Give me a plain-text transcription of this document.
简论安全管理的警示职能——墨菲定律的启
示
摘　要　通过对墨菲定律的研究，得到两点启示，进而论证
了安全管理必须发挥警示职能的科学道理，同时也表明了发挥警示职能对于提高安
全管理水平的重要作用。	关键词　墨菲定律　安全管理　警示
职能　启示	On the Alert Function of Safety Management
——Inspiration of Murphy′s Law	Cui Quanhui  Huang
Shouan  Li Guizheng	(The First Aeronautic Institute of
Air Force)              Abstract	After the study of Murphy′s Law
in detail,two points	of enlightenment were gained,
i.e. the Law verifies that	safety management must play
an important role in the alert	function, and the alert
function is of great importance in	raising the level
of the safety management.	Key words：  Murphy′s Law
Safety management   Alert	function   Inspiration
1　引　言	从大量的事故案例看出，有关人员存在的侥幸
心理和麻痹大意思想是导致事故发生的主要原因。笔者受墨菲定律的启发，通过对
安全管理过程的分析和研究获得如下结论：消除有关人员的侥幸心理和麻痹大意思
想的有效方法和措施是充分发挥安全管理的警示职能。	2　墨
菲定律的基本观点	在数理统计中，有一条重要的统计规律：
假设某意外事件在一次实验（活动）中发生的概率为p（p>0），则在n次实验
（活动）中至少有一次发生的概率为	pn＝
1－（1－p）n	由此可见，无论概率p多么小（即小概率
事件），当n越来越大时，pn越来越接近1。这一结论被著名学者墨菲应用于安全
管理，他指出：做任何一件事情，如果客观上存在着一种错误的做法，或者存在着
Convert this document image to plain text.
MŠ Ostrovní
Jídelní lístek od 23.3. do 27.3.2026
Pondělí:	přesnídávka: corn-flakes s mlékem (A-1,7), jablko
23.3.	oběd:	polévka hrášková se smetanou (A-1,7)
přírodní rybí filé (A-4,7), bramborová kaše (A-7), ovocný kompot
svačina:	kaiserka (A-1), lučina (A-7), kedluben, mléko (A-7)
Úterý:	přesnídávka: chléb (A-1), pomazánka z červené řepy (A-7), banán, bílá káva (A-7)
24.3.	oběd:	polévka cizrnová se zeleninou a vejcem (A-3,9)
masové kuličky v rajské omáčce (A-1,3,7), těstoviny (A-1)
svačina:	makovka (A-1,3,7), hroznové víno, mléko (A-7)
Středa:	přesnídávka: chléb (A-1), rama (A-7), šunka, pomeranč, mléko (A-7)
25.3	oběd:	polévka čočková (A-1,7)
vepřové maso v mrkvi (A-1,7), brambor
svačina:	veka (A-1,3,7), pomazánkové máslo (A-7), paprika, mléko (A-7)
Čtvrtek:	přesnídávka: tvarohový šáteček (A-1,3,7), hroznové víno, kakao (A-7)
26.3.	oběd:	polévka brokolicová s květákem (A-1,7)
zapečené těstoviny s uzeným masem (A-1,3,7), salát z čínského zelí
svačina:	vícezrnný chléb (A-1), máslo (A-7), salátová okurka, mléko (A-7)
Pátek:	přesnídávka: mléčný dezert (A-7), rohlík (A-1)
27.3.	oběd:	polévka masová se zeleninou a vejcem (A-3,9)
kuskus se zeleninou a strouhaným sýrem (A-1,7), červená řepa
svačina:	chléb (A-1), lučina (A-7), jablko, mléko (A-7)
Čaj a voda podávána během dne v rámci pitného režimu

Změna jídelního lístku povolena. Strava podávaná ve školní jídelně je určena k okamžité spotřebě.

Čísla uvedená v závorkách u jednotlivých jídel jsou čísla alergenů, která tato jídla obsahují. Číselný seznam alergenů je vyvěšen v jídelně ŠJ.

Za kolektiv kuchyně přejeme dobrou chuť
# # # #
## EXERCISE DETAILS
Track down every line with the word "víno" and copy it.

## COMPLETED EXERCISE
svačina:	makovka (A-1,3,7), hroznové víno, mléko (A-7)
Čtvrtek:	přesnídávka: tvarohový šáteček (A-1,3,7), hroznové víno, kakao (A-7)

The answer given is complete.